• _INSTRUCTIONS FOR THE TASK_: Please format the records, from the first line up to and including the line containing "x-tick-label: 10 [162,490,181,509]", as a Markdown table with the columns Row and Line, leaving out any blank lines.

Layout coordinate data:
-- START --

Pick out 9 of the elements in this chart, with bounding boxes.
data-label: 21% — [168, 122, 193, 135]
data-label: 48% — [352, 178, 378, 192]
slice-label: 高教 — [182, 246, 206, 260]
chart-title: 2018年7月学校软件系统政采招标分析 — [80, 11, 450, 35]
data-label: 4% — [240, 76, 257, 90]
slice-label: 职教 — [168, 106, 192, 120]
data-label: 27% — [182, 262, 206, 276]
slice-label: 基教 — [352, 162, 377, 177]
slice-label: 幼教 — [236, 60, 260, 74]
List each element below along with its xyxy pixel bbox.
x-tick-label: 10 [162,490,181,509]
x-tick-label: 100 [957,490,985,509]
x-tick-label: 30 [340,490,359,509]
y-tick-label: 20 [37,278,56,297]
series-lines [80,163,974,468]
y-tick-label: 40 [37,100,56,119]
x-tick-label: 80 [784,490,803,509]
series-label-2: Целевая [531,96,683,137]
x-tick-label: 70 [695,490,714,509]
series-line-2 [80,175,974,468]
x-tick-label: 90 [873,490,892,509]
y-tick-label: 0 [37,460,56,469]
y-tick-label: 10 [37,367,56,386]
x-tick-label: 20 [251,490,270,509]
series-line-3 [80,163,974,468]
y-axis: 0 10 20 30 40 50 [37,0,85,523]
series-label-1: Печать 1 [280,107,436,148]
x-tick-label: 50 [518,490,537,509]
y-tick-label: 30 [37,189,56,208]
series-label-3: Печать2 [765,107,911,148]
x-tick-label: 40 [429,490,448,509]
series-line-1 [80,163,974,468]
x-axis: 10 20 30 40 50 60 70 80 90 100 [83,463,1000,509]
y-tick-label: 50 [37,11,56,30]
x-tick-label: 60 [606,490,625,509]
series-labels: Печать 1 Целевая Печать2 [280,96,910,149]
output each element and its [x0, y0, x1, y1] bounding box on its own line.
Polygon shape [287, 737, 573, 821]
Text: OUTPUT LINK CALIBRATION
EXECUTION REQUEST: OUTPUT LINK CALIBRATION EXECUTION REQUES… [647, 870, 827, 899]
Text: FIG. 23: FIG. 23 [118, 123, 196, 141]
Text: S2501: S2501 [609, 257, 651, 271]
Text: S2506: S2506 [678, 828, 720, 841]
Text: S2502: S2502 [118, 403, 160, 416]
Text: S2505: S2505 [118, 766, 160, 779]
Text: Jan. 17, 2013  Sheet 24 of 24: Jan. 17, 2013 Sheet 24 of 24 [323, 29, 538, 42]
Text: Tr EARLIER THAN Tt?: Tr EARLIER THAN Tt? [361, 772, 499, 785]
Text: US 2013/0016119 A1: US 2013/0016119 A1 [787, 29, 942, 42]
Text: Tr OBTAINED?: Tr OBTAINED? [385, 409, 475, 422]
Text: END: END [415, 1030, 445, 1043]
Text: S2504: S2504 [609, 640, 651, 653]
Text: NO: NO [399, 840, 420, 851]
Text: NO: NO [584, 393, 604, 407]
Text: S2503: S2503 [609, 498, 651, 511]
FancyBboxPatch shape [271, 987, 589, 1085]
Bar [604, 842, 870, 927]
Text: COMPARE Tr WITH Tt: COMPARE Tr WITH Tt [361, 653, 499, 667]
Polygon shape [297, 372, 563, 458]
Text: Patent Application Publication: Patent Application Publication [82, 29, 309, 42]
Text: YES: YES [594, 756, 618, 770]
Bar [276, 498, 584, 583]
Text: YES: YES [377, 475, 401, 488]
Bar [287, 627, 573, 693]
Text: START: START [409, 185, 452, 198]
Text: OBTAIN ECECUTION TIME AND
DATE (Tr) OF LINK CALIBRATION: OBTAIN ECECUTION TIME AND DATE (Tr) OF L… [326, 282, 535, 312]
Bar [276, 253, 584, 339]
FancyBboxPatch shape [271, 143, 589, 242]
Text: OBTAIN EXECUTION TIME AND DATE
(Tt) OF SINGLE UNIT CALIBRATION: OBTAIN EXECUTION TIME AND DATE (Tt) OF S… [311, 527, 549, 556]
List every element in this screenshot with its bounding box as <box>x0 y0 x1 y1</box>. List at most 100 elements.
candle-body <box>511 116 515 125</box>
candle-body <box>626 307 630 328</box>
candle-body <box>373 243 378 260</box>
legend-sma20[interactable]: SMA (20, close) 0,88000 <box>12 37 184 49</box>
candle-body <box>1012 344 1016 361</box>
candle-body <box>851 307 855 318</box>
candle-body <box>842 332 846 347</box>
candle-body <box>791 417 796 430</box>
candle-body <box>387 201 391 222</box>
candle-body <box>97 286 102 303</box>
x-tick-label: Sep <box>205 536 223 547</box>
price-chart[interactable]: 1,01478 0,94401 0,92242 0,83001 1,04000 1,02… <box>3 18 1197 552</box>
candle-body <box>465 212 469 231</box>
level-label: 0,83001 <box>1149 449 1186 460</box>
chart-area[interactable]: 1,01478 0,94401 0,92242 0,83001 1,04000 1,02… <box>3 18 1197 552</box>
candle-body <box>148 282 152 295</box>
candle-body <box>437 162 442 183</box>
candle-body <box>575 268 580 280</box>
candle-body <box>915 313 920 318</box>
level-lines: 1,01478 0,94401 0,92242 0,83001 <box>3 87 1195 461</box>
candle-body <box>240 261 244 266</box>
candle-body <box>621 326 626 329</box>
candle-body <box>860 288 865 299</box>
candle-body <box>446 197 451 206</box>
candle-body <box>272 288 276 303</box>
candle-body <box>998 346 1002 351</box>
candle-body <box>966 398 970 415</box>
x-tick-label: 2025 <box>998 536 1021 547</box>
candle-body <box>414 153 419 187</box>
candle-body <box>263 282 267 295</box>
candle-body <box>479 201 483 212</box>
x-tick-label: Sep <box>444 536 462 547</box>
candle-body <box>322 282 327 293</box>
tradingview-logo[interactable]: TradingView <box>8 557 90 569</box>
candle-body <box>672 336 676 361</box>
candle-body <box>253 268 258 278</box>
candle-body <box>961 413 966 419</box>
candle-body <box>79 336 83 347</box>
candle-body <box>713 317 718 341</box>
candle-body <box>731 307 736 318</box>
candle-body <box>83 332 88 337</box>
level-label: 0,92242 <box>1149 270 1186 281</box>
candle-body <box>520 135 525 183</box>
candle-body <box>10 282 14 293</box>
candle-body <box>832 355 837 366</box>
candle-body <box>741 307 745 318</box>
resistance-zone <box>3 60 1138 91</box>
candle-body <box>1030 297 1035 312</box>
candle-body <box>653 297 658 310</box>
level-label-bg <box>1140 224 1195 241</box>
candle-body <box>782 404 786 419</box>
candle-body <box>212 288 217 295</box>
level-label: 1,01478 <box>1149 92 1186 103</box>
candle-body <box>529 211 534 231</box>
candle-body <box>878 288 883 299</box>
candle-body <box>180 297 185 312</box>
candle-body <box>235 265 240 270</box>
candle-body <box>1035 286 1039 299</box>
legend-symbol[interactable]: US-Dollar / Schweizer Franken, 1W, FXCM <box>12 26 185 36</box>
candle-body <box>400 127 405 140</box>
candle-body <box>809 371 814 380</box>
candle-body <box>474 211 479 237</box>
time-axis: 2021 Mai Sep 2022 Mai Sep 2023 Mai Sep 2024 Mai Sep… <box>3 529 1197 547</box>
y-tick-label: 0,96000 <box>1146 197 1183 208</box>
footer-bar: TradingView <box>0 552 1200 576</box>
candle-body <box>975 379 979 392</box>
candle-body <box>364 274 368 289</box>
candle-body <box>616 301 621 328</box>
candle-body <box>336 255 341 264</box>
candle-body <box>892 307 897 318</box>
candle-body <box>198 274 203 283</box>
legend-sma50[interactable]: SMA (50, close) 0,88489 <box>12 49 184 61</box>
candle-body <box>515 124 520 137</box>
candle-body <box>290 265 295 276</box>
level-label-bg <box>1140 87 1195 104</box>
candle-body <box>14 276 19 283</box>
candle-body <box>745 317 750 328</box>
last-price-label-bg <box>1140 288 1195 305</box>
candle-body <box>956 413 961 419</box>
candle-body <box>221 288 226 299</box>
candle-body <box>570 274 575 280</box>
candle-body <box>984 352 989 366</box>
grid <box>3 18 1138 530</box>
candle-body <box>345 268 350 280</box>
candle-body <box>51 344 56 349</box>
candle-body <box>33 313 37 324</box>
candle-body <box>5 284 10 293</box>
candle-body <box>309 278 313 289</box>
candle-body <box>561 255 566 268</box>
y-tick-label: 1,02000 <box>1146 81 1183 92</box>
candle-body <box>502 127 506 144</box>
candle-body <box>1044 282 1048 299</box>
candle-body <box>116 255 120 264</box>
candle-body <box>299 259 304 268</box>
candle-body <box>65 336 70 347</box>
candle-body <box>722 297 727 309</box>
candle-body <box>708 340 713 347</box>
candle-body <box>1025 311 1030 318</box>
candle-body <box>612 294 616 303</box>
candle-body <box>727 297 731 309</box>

-- END --

• _THE OUTPUT_:
| Row | Line |
|---|---|
| 1 | Pick out 9 of the elements in this chart, with bounding boxes. |
| 2 | data-label: 21% — [168, 122, 193, 135] |
| 3 | data-label: 48% — [352, 178, 378, 192] |
| 4 | slice-label: 高教 — [182, 246, 206, 260] |
| 5 | chart-title: 2018年7月学校软件系统政采招标分析 — [80, 11, 450, 35] |
| 6 | data-label: 4% — [240, 76, 257, 90] |
| 7 | slice-label: 职教 — [168, 106, 192, 120] |
| 8 | data-label: 27% — [182, 262, 206, 276] |
| 9 | slice-label: 基教 — [352, 162, 377, 177] |
| 10 | slice-label: 幼教 — [236, 60, 260, 74] |
| 11 | List each element below along with its xyxy pixel bbox. |
| 12 | x-tick-label: 10 [162,490,181,509] |